- Required work -
Find every line in the records below that holds the word "草稿纸上无效", and copy it out.
-- BEGIN Records shown --
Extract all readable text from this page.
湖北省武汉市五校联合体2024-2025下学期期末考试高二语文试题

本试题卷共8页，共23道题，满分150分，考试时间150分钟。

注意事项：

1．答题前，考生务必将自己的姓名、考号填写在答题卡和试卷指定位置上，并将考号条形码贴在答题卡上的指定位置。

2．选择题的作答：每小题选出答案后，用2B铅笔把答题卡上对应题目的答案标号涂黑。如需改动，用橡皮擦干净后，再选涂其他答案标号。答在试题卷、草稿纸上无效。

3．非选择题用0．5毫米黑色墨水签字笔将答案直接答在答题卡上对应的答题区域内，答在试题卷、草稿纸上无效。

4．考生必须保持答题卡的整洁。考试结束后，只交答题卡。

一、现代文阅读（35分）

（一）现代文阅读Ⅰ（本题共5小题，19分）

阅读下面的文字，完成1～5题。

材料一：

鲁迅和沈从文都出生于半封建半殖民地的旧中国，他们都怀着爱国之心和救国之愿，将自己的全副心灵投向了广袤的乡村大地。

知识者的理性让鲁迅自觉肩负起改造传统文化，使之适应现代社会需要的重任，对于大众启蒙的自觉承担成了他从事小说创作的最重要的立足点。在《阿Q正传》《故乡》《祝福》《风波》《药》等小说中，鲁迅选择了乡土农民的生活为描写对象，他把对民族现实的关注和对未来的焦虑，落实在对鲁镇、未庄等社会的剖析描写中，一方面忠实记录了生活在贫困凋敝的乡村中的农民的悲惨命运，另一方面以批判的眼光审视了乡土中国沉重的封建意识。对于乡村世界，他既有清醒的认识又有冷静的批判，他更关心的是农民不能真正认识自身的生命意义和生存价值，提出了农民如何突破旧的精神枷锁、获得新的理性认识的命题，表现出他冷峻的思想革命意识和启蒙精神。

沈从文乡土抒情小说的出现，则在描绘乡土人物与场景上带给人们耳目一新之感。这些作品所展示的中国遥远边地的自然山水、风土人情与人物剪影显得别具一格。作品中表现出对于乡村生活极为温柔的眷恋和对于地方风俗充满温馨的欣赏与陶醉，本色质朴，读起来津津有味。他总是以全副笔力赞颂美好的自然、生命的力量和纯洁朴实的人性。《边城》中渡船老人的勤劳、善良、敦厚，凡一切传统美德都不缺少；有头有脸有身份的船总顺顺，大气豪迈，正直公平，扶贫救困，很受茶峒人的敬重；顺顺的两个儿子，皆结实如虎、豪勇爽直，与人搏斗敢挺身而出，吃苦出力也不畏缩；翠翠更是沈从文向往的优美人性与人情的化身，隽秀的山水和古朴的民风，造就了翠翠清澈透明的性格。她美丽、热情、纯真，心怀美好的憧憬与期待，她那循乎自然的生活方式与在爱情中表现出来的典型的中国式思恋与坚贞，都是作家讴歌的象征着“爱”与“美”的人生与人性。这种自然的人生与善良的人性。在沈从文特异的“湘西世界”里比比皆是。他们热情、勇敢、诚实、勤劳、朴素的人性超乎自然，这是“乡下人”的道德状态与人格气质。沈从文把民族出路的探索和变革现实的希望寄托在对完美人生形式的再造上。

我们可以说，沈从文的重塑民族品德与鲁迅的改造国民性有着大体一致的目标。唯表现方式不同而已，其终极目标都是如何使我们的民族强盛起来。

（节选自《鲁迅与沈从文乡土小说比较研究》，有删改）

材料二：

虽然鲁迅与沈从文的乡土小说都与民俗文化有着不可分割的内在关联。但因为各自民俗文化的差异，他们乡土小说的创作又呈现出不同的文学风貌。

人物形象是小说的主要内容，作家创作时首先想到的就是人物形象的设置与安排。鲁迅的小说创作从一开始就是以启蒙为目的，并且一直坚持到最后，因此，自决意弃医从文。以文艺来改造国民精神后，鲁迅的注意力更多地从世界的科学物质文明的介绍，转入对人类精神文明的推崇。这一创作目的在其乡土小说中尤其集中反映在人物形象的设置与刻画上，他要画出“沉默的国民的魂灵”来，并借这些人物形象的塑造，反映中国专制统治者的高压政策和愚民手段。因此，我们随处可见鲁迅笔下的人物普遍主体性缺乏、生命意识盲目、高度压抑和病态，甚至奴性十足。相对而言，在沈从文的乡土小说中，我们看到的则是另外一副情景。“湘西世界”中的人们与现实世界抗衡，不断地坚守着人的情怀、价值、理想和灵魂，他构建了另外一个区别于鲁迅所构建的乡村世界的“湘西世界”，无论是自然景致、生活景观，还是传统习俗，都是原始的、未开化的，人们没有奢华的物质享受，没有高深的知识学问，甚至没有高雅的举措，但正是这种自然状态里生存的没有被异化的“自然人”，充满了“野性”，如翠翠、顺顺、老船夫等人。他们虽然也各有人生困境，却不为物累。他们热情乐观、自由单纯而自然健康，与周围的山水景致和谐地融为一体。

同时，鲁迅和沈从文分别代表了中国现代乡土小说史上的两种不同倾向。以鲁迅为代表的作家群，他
-- END Records shown --
- Answer to this problem -
2．选择题的作答：每小题选出答案后，用2B铅笔把答题卡上对应题目的答案标号涂黑。如需改动，用橡皮擦干净后，再选涂其他答案标号。答在试题卷、草稿纸上无效。
3．非选择题用0．5毫米黑色墨水签字笔将答案直接答在答题卡上对应的答题区域内，答在试题卷、草稿纸上无效。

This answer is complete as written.